§ **GOAL OF THE EXERCISE**
Reproduce the records below exactly, leaving out any pictures.

Stored items from a collection:
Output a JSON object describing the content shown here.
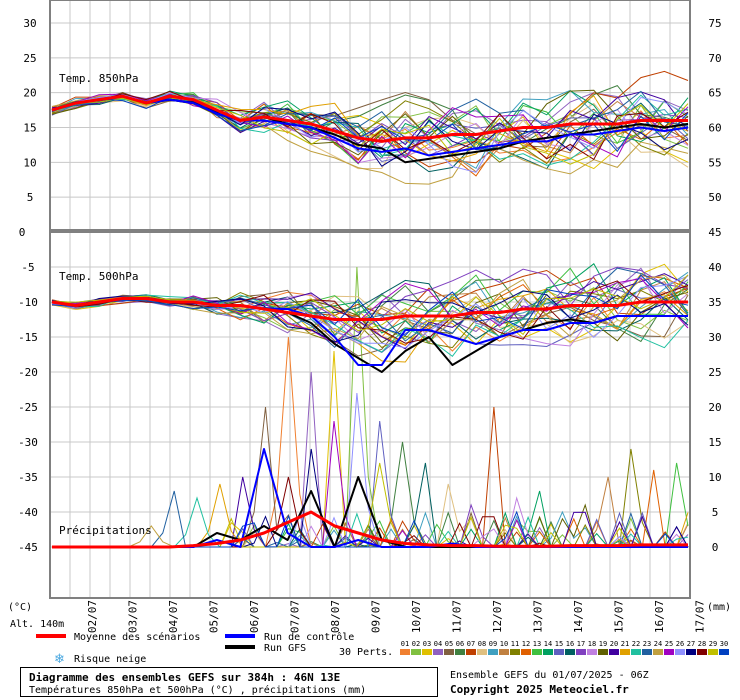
{
  "footer": {
    "title": "Diagramme des ensembles GEFS sur 384h : 46N 13E",
    "subtitle": "Températures 850hPa et 500hPa (°C) , précipitations (mm)",
    "run": "Ensemble GEFS du 01/07/2025 - 06Z",
    "copyright": "Copyright 2025 Meteociel.fr"
  },
  "labels": {
    "unit_left": "(°C)",
    "unit_right": "(mm)",
    "altitude": "Alt. 140m",
    "perts": "30 Perts."
  },
  "legend": {
    "mean": "Moyenne des scénarios",
    "control": "Run de contrôle",
    "gfs": "Run GFS",
    "snow": "Risque neige",
    "colors": {
      "mean": "#ff0000",
      "control": "#0000ff",
      "gfs": "#000000",
      "snow": "#4aa8e0"
    }
  },
  "members": {
    "labels": [
      "01",
      "02",
      "03",
      "04",
      "05",
      "06",
      "07",
      "08",
      "09",
      "10",
      "11",
      "12",
      "13",
      "14",
      "15",
      "16",
      "17",
      "18",
      "19",
      "20",
      "21",
      "22",
      "23",
      "24",
      "25",
      "26",
      "27",
      "28",
      "29",
      "30"
    ],
    "colors": [
      "#f08030",
      "#80c040",
      "#e0c000",
      "#9060c0",
      "#806040",
      "#408040",
      "#c04000",
      "#e0c080",
      "#40a0c0",
      "#c08040",
      "#808000",
      "#e06000",
      "#40c040",
      "#00a060",
      "#6060c0",
      "#006060",
      "#8040c0",
      "#c080e0",
      "#606000",
      "#4000a0",
      "#e0a000",
      "#20c0a0",
      "#2060a0",
      "#c0a040",
      "#a000c0",
      "#9090ff",
      "#000080",
      "#800000",
      "#c0c000",
      "#0040c0"
    ]
  },
  "chart_data": [
    {
      "type": "line",
      "title": "Temp. 850hPa",
      "x_tick_labels": [
        "02/07",
        "03/07",
        "04/07",
        "05/07",
        "06/07",
        "07/07",
        "08/07",
        "09/07",
        "10/07",
        "11/07",
        "12/07",
        "13/07",
        "14/07",
        "15/07",
        "16/07",
        "17/07"
      ],
      "y_left_ticks": [
        5,
        10,
        15,
        20,
        25,
        30
      ],
      "y_right_ticks": [
        50,
        55,
        60,
        65,
        70,
        75
      ],
      "ylim": [
        0,
        33
      ],
      "grid": true,
      "mean": [
        17.5,
        18.5,
        19,
        19.5,
        18.5,
        19.5,
        19,
        17.5,
        16,
        16.5,
        16,
        15.5,
        14.5,
        13.5,
        13,
        13.5,
        13.5,
        14,
        14,
        14.5,
        15,
        15,
        15.5,
        15.5,
        15.5,
        16,
        16,
        16
      ],
      "control": [
        17.5,
        18.5,
        19,
        19.5,
        18.5,
        19,
        18.5,
        17,
        16,
        16,
        15.5,
        15,
        13.5,
        12,
        11.5,
        12,
        11,
        11.5,
        12,
        12.5,
        13,
        13,
        14,
        14,
        14.5,
        15,
        14.5,
        15
      ],
      "gfs": [
        17.5,
        18.5,
        19,
        19.5,
        18.5,
        19,
        18.5,
        17,
        16,
        16.5,
        15.5,
        15,
        14,
        12.5,
        12,
        10,
        10.5,
        11,
        11.5,
        12,
        13,
        13.5,
        14,
        14.5,
        15,
        15.5,
        15,
        15.5
      ]
    },
    {
      "type": "line",
      "title": "Temp. 500hPa",
      "y_left_ticks": [
        -5,
        -10,
        -15,
        -20,
        -25,
        -30,
        -35,
        -40,
        -45
      ],
      "ylim": [
        -48,
        0
      ],
      "grid": true,
      "mean": [
        -10,
        -10.5,
        -10,
        -9.5,
        -9.5,
        -10,
        -10,
        -10.5,
        -10.5,
        -11,
        -11.5,
        -12,
        -12.5,
        -12.5,
        -12.5,
        -12,
        -12,
        -12,
        -11.5,
        -11.5,
        -11,
        -11,
        -10.5,
        -10.5,
        -10.5,
        -10,
        -10,
        -10
      ],
      "control": [
        -10,
        -10.5,
        -10,
        -9.5,
        -9.5,
        -10,
        -10,
        -10.5,
        -10.5,
        -11,
        -11,
        -12,
        -15,
        -19,
        -19,
        -14,
        -14,
        -15,
        -16,
        -15,
        -14,
        -14,
        -13,
        -13,
        -12,
        -12,
        -12,
        -12
      ],
      "gfs": [
        -10,
        -10.5,
        -10,
        -9.5,
        -9.5,
        -10,
        -10,
        -10.5,
        -10.5,
        -11,
        -11.5,
        -13,
        -16,
        -18,
        -20,
        -17,
        -15,
        -19,
        -17,
        -15,
        -14,
        -13,
        -12.5,
        -13,
        -12,
        -12,
        -12,
        -12
      ]
    },
    {
      "type": "line",
      "title": "Précipitations",
      "y_right_ticks": [
        0,
        5,
        10,
        15,
        20,
        25,
        30,
        35,
        40,
        45
      ],
      "ylim": [
        0,
        45
      ],
      "mean": [
        0,
        0,
        0,
        0,
        0,
        0,
        0.2,
        0.5,
        1,
        2,
        3.5,
        5,
        3,
        2,
        1,
        0.5,
        0.3,
        0.2,
        0.2,
        0.1,
        0.1,
        0.1,
        0.2,
        0.2,
        0.2,
        0.3,
        0.3,
        0.3
      ],
      "control": [
        0,
        0,
        0,
        0,
        0,
        0,
        0,
        1,
        0,
        14,
        2,
        0,
        0,
        1,
        0,
        0,
        0,
        0.5,
        0,
        0,
        0,
        0,
        0,
        0,
        0,
        0,
        0,
        0
      ],
      "gfs": [
        0,
        0,
        0,
        0,
        0,
        0,
        0,
        2,
        1,
        3,
        1,
        8,
        0,
        10,
        1,
        0,
        0,
        0,
        0,
        0,
        0,
        0,
        0,
        0,
        0,
        0,
        0,
        0
      ],
      "member_peaks": [
        [
          10,
          30
        ],
        [
          13,
          40
        ],
        [
          12,
          28
        ],
        [
          11,
          25
        ],
        [
          9,
          20
        ],
        [
          15,
          15
        ],
        [
          19,
          20
        ],
        [
          17,
          9
        ],
        [
          22,
          5
        ],
        [
          24,
          10
        ],
        [
          25,
          14
        ],
        [
          26,
          11
        ],
        [
          27,
          12
        ],
        [
          21,
          8
        ],
        [
          14,
          18
        ],
        [
          16,
          12
        ],
        [
          18,
          6
        ],
        [
          20,
          7
        ],
        [
          23,
          6
        ],
        [
          8,
          10
        ],
        [
          7,
          9
        ],
        [
          6,
          7
        ],
        [
          5,
          8
        ],
        [
          4,
          3
        ],
        [
          12,
          18
        ],
        [
          13,
          22
        ],
        [
          11,
          14
        ],
        [
          10,
          10
        ],
        [
          14,
          12
        ],
        [
          20,
          5
        ]
      ]
    }
  ]
}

§ **OUTPUT OF THE TASK**
Output a JSON object describing the content shown here.
{
  "footer": {
    "title": "Diagramme des ensembles GEFS sur 384h : 46N 13E",
    "subtitle": "Températures 850hPa et 500hPa (°C) , précipitations (mm)",
    "run": "Ensemble GEFS du 01/07/2025 - 06Z",
    "copyright": "Copyright 2025 Meteociel.fr"
  },
  "labels": {
    "unit_left": "(°C)",
    "unit_right": "(mm)",
    "altitude": "Alt. 140m",
    "perts": "30 Perts."
  },
  "legend": {
    "mean": "Moyenne des scénarios",
    "control": "Run de contrôle",
    "gfs": "Run GFS",
    "snow": "Risque neige",
    "colors": {
      "mean": "#ff0000",
      "control": "#0000ff",
      "gfs": "#000000",
      "snow": "#4aa8e0"
    }
  },
  "members": {
    "labels": [
      "01",
      "02",
      "03",
      "04",
      "05",
      "06",
      "07",
      "08",
      "09",
      "10",
      "11",
      "12",
      "13",
      "14",
      "15",
      "16",
      "17",
      "18",
      "19",
      "20",
      "21",
      "22",
      "23",
      "24",
      "25",
      "26",
      "27",
      "28",
      "29",
      "30"
    ],
    "colors": [
      "#f08030",
      "#80c040",
      "#e0c000",
      "#9060c0",
      "#806040",
      "#408040",
      "#c04000",
      "#e0c080",
      "#40a0c0",
      "#c08040",
      "#808000",
      "#e06000",
      "#40c040",
      "#00a060",
      "#6060c0",
      "#006060",
      "#8040c0",
      "#c080e0",
      "#606000",
      "#4000a0",
      "#e0a000",
      "#20c0a0",
      "#2060a0",
      "#c0a040",
      "#a000c0",
      "#9090ff",
      "#000080",
      "#800000",
      "#c0c000",
      "#0040c0"
    ]
  },
  "chart_data": [
    {
      "type": "line",
      "title": "Temp. 850hPa",
      "x_tick_labels": [
        "02/07",
        "03/07",
        "04/07",
        "05/07",
        "06/07",
        "07/07",
        "08/07",
        "09/07",
        "10/07",
        "11/07",
        "12/07",
        "13/07",
        "14/07",
        "15/07",
        "16/07",
        "17/07"
      ],
      "y_left_ticks": [
        5,
        10,
        15,
        20,
        25,
        30
      ],
      "y_right_ticks": [
        50,
        55,
        60,
        65,
        70,
        75
      ],
      "ylim": [
        0,
        33
      ],
      "grid": true,
      "mean": [
        17.5,
        18.5,
        19,
        19.5,
        18.5,
        19.5,
        19,
        17.5,
        16,
        16.5,
        16,
        15.5,
        14.5,
        13.5,
        13,
        13.5,
        13.5,
        14,
        14,
        14.5,
        15,
        15,
        15.5,
        15.5,
        15.5,
        16,
        16,
        16
      ],
      "control": [
        17.5,
        18.5,
        19,
        19.5,
        18.5,
        19,
        18.5,
        17,
        16,
        16,
        15.5,
        15,
        13.5,
        12,
        11.5,
        12,
        11,
        11.5,
        12,
        12.5,
        13,
        13,
        14,
        14,
        14.5,
        15,
        14.5,
        15
      ],
      "gfs": [
        17.5,
        18.5,
        19,
        19.5,
        18.5,
        19,
        18.5,
        17,
        16,
        16.5,
        15.5,
        15,
        14,
        12.5,
        12,
        10,
        10.5,
        11,
        11.5,
        12,
        13,
        13.5,
        14,
        14.5,
        15,
        15.5,
        15,
        15.5
      ]
    },
    {
      "type": "line",
      "title": "Temp. 500hPa",
      "y_left_ticks": [
        -5,
        -10,
        -15,
        -20,
        -25,
        -30,
        -35,
        -40,
        -45
      ],
      "ylim": [
        -48,
        0
      ],
      "grid": true,
      "mean": [
        -10,
        -10.5,
        -10,
        -9.5,
        -9.5,
        -10,
        -10,
        -10.5,
        -10.5,
        -11,
        -11.5,
        -12,
        -12.5,
        -12.5,
        -12.5,
        -12,
        -12,
        -12,
        -11.5,
        -11.5,
        -11,
        -11,
        -10.5,
        -10.5,
        -10.5,
        -10,
        -10,
        -10
      ],
      "control": [
        -10,
        -10.5,
        -10,
        -9.5,
        -9.5,
        -10,
        -10,
        -10.5,
        -10.5,
        -11,
        -11,
        -12,
        -15,
        -19,
        -19,
        -14,
        -14,
        -15,
        -16,
        -15,
        -14,
        -14,
        -13,
        -13,
        -12,
        -12,
        -12,
        -12
      ],
      "gfs": [
        -10,
        -10.5,
        -10,
        -9.5,
        -9.5,
        -10,
        -10,
        -10.5,
        -10.5,
        -11,
        -11.5,
        -13,
        -16,
        -18,
        -20,
        -17,
        -15,
        -19,
        -17,
        -15,
        -14,
        -13,
        -12.5,
        -13,
        -12,
        -12,
        -12,
        -12
      ]
    },
    {
      "type": "line",
      "title": "Précipitations",
      "y_right_ticks": [
        0,
        5,
        10,
        15,
        20,
        25,
        30,
        35,
        40,
        45
      ],
      "ylim": [
        0,
        45
      ],
      "mean": [
        0,
        0,
        0,
        0,
        0,
        0,
        0.2,
        0.5,
        1,
        2,
        3.5,
        5,
        3,
        2,
        1,
        0.5,
        0.3,
        0.2,
        0.2,
        0.1,
        0.1,
        0.1,
        0.2,
        0.2,
        0.2,
        0.3,
        0.3,
        0.3
      ],
      "control": [
        0,
        0,
        0,
        0,
        0,
        0,
        0,
        1,
        0,
        14,
        2,
        0,
        0,
        1,
        0,
        0,
        0,
        0.5,
        0,
        0,
        0,
        0,
        0,
        0,
        0,
        0,
        0,
        0
      ],
      "gfs": [
        0,
        0,
        0,
        0,
        0,
        0,
        0,
        2,
        1,
        3,
        1,
        8,
        0,
        10,
        1,
        0,
        0,
        0,
        0,
        0,
        0,
        0,
        0,
        0,
        0,
        0,
        0,
        0
      ],
      "member_peaks": [
        [
          10,
          30
        ],
        [
          13,
          40
        ],
        [
          12,
          28
        ],
        [
          11,
          25
        ],
        [
          9,
          20
        ],
        [
          15,
          15
        ],
        [
          19,
          20
        ],
        [
          17,
          9
        ],
        [
          22,
          5
        ],
        [
          24,
          10
        ],
        [
          25,
          14
        ],
        [
          26,
          11
        ],
        [
          27,
          12
        ],
        [
          21,
          8
        ],
        [
          14,
          18
        ],
        [
          16,
          12
        ],
        [
          18,
          6
        ],
        [
          20,
          7
        ],
        [
          23,
          6
        ],
        [
          8,
          10
        ],
        [
          7,
          9
        ],
        [
          6,
          7
        ],
        [
          5,
          8
        ],
        [
          4,
          3
        ],
        [
          12,
          18
        ],
        [
          13,
          22
        ],
        [
          11,
          14
        ],
        [
          10,
          10
        ],
        [
          14,
          12
        ],
        [
          20,
          5
        ]
      ]
    }
  ]
}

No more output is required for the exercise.